(Data listing)
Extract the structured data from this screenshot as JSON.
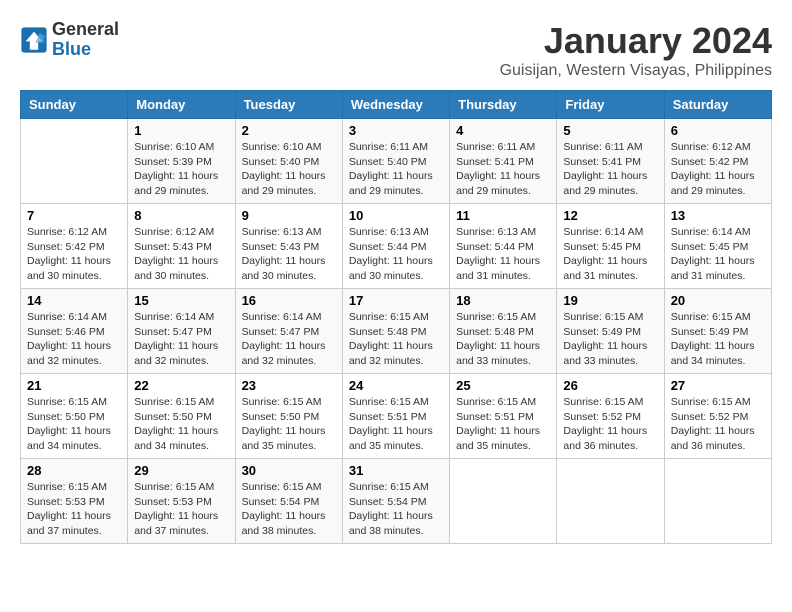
{
  "logo": {
    "text_general": "General",
    "text_blue": "Blue"
  },
  "header": {
    "title": "January 2024",
    "subtitle": "Guisijan, Western Visayas, Philippines"
  },
  "days_of_week": [
    "Sunday",
    "Monday",
    "Tuesday",
    "Wednesday",
    "Thursday",
    "Friday",
    "Saturday"
  ],
  "weeks": [
    [
      {
        "day": "",
        "info": ""
      },
      {
        "day": "1",
        "info": "Sunrise: 6:10 AM\nSunset: 5:39 PM\nDaylight: 11 hours\nand 29 minutes."
      },
      {
        "day": "2",
        "info": "Sunrise: 6:10 AM\nSunset: 5:40 PM\nDaylight: 11 hours\nand 29 minutes."
      },
      {
        "day": "3",
        "info": "Sunrise: 6:11 AM\nSunset: 5:40 PM\nDaylight: 11 hours\nand 29 minutes."
      },
      {
        "day": "4",
        "info": "Sunrise: 6:11 AM\nSunset: 5:41 PM\nDaylight: 11 hours\nand 29 minutes."
      },
      {
        "day": "5",
        "info": "Sunrise: 6:11 AM\nSunset: 5:41 PM\nDaylight: 11 hours\nand 29 minutes."
      },
      {
        "day": "6",
        "info": "Sunrise: 6:12 AM\nSunset: 5:42 PM\nDaylight: 11 hours\nand 29 minutes."
      }
    ],
    [
      {
        "day": "7",
        "info": "Sunrise: 6:12 AM\nSunset: 5:42 PM\nDaylight: 11 hours\nand 30 minutes."
      },
      {
        "day": "8",
        "info": "Sunrise: 6:12 AM\nSunset: 5:43 PM\nDaylight: 11 hours\nand 30 minutes."
      },
      {
        "day": "9",
        "info": "Sunrise: 6:13 AM\nSunset: 5:43 PM\nDaylight: 11 hours\nand 30 minutes."
      },
      {
        "day": "10",
        "info": "Sunrise: 6:13 AM\nSunset: 5:44 PM\nDaylight: 11 hours\nand 30 minutes."
      },
      {
        "day": "11",
        "info": "Sunrise: 6:13 AM\nSunset: 5:44 PM\nDaylight: 11 hours\nand 31 minutes."
      },
      {
        "day": "12",
        "info": "Sunrise: 6:14 AM\nSunset: 5:45 PM\nDaylight: 11 hours\nand 31 minutes."
      },
      {
        "day": "13",
        "info": "Sunrise: 6:14 AM\nSunset: 5:45 PM\nDaylight: 11 hours\nand 31 minutes."
      }
    ],
    [
      {
        "day": "14",
        "info": "Sunrise: 6:14 AM\nSunset: 5:46 PM\nDaylight: 11 hours\nand 32 minutes."
      },
      {
        "day": "15",
        "info": "Sunrise: 6:14 AM\nSunset: 5:47 PM\nDaylight: 11 hours\nand 32 minutes."
      },
      {
        "day": "16",
        "info": "Sunrise: 6:14 AM\nSunset: 5:47 PM\nDaylight: 11 hours\nand 32 minutes."
      },
      {
        "day": "17",
        "info": "Sunrise: 6:15 AM\nSunset: 5:48 PM\nDaylight: 11 hours\nand 32 minutes."
      },
      {
        "day": "18",
        "info": "Sunrise: 6:15 AM\nSunset: 5:48 PM\nDaylight: 11 hours\nand 33 minutes."
      },
      {
        "day": "19",
        "info": "Sunrise: 6:15 AM\nSunset: 5:49 PM\nDaylight: 11 hours\nand 33 minutes."
      },
      {
        "day": "20",
        "info": "Sunrise: 6:15 AM\nSunset: 5:49 PM\nDaylight: 11 hours\nand 34 minutes."
      }
    ],
    [
      {
        "day": "21",
        "info": "Sunrise: 6:15 AM\nSunset: 5:50 PM\nDaylight: 11 hours\nand 34 minutes."
      },
      {
        "day": "22",
        "info": "Sunrise: 6:15 AM\nSunset: 5:50 PM\nDaylight: 11 hours\nand 34 minutes."
      },
      {
        "day": "23",
        "info": "Sunrise: 6:15 AM\nSunset: 5:50 PM\nDaylight: 11 hours\nand 35 minutes."
      },
      {
        "day": "24",
        "info": "Sunrise: 6:15 AM\nSunset: 5:51 PM\nDaylight: 11 hours\nand 35 minutes."
      },
      {
        "day": "25",
        "info": "Sunrise: 6:15 AM\nSunset: 5:51 PM\nDaylight: 11 hours\nand 35 minutes."
      },
      {
        "day": "26",
        "info": "Sunrise: 6:15 AM\nSunset: 5:52 PM\nDaylight: 11 hours\nand 36 minutes."
      },
      {
        "day": "27",
        "info": "Sunrise: 6:15 AM\nSunset: 5:52 PM\nDaylight: 11 hours\nand 36 minutes."
      }
    ],
    [
      {
        "day": "28",
        "info": "Sunrise: 6:15 AM\nSunset: 5:53 PM\nDaylight: 11 hours\nand 37 minutes."
      },
      {
        "day": "29",
        "info": "Sunrise: 6:15 AM\nSunset: 5:53 PM\nDaylight: 11 hours\nand 37 minutes."
      },
      {
        "day": "30",
        "info": "Sunrise: 6:15 AM\nSunset: 5:54 PM\nDaylight: 11 hours\nand 38 minutes."
      },
      {
        "day": "31",
        "info": "Sunrise: 6:15 AM\nSunset: 5:54 PM\nDaylight: 11 hours\nand 38 minutes."
      },
      {
        "day": "",
        "info": ""
      },
      {
        "day": "",
        "info": ""
      },
      {
        "day": "",
        "info": ""
      }
    ]
  ]
}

What to produce: Write every record out again exactly; no pictures belong in the copy.

Exercise solution:
Extract the structured data from this screenshot as JSON.
{
  "logo": {
    "text_general": "General",
    "text_blue": "Blue"
  },
  "header": {
    "title": "January 2024",
    "subtitle": "Guisijan, Western Visayas, Philippines"
  },
  "days_of_week": [
    "Sunday",
    "Monday",
    "Tuesday",
    "Wednesday",
    "Thursday",
    "Friday",
    "Saturday"
  ],
  "weeks": [
    [
      {
        "day": "",
        "info": ""
      },
      {
        "day": "1",
        "info": "Sunrise: 6:10 AM\nSunset: 5:39 PM\nDaylight: 11 hours\nand 29 minutes."
      },
      {
        "day": "2",
        "info": "Sunrise: 6:10 AM\nSunset: 5:40 PM\nDaylight: 11 hours\nand 29 minutes."
      },
      {
        "day": "3",
        "info": "Sunrise: 6:11 AM\nSunset: 5:40 PM\nDaylight: 11 hours\nand 29 minutes."
      },
      {
        "day": "4",
        "info": "Sunrise: 6:11 AM\nSunset: 5:41 PM\nDaylight: 11 hours\nand 29 minutes."
      },
      {
        "day": "5",
        "info": "Sunrise: 6:11 AM\nSunset: 5:41 PM\nDaylight: 11 hours\nand 29 minutes."
      },
      {
        "day": "6",
        "info": "Sunrise: 6:12 AM\nSunset: 5:42 PM\nDaylight: 11 hours\nand 29 minutes."
      }
    ],
    [
      {
        "day": "7",
        "info": "Sunrise: 6:12 AM\nSunset: 5:42 PM\nDaylight: 11 hours\nand 30 minutes."
      },
      {
        "day": "8",
        "info": "Sunrise: 6:12 AM\nSunset: 5:43 PM\nDaylight: 11 hours\nand 30 minutes."
      },
      {
        "day": "9",
        "info": "Sunrise: 6:13 AM\nSunset: 5:43 PM\nDaylight: 11 hours\nand 30 minutes."
      },
      {
        "day": "10",
        "info": "Sunrise: 6:13 AM\nSunset: 5:44 PM\nDaylight: 11 hours\nand 30 minutes."
      },
      {
        "day": "11",
        "info": "Sunrise: 6:13 AM\nSunset: 5:44 PM\nDaylight: 11 hours\nand 31 minutes."
      },
      {
        "day": "12",
        "info": "Sunrise: 6:14 AM\nSunset: 5:45 PM\nDaylight: 11 hours\nand 31 minutes."
      },
      {
        "day": "13",
        "info": "Sunrise: 6:14 AM\nSunset: 5:45 PM\nDaylight: 11 hours\nand 31 minutes."
      }
    ],
    [
      {
        "day": "14",
        "info": "Sunrise: 6:14 AM\nSunset: 5:46 PM\nDaylight: 11 hours\nand 32 minutes."
      },
      {
        "day": "15",
        "info": "Sunrise: 6:14 AM\nSunset: 5:47 PM\nDaylight: 11 hours\nand 32 minutes."
      },
      {
        "day": "16",
        "info": "Sunrise: 6:14 AM\nSunset: 5:47 PM\nDaylight: 11 hours\nand 32 minutes."
      },
      {
        "day": "17",
        "info": "Sunrise: 6:15 AM\nSunset: 5:48 PM\nDaylight: 11 hours\nand 32 minutes."
      },
      {
        "day": "18",
        "info": "Sunrise: 6:15 AM\nSunset: 5:48 PM\nDaylight: 11 hours\nand 33 minutes."
      },
      {
        "day": "19",
        "info": "Sunrise: 6:15 AM\nSunset: 5:49 PM\nDaylight: 11 hours\nand 33 minutes."
      },
      {
        "day": "20",
        "info": "Sunrise: 6:15 AM\nSunset: 5:49 PM\nDaylight: 11 hours\nand 34 minutes."
      }
    ],
    [
      {
        "day": "21",
        "info": "Sunrise: 6:15 AM\nSunset: 5:50 PM\nDaylight: 11 hours\nand 34 minutes."
      },
      {
        "day": "22",
        "info": "Sunrise: 6:15 AM\nSunset: 5:50 PM\nDaylight: 11 hours\nand 34 minutes."
      },
      {
        "day": "23",
        "info": "Sunrise: 6:15 AM\nSunset: 5:50 PM\nDaylight: 11 hours\nand 35 minutes."
      },
      {
        "day": "24",
        "info": "Sunrise: 6:15 AM\nSunset: 5:51 PM\nDaylight: 11 hours\nand 35 minutes."
      },
      {
        "day": "25",
        "info": "Sunrise: 6:15 AM\nSunset: 5:51 PM\nDaylight: 11 hours\nand 35 minutes."
      },
      {
        "day": "26",
        "info": "Sunrise: 6:15 AM\nSunset: 5:52 PM\nDaylight: 11 hours\nand 36 minutes."
      },
      {
        "day": "27",
        "info": "Sunrise: 6:15 AM\nSunset: 5:52 PM\nDaylight: 11 hours\nand 36 minutes."
      }
    ],
    [
      {
        "day": "28",
        "info": "Sunrise: 6:15 AM\nSunset: 5:53 PM\nDaylight: 11 hours\nand 37 minutes."
      },
      {
        "day": "29",
        "info": "Sunrise: 6:15 AM\nSunset: 5:53 PM\nDaylight: 11 hours\nand 37 minutes."
      },
      {
        "day": "30",
        "info": "Sunrise: 6:15 AM\nSunset: 5:54 PM\nDaylight: 11 hours\nand 38 minutes."
      },
      {
        "day": "31",
        "info": "Sunrise: 6:15 AM\nSunset: 5:54 PM\nDaylight: 11 hours\nand 38 minutes."
      },
      {
        "day": "",
        "info": ""
      },
      {
        "day": "",
        "info": ""
      },
      {
        "day": "",
        "info": ""
      }
    ]
  ]
}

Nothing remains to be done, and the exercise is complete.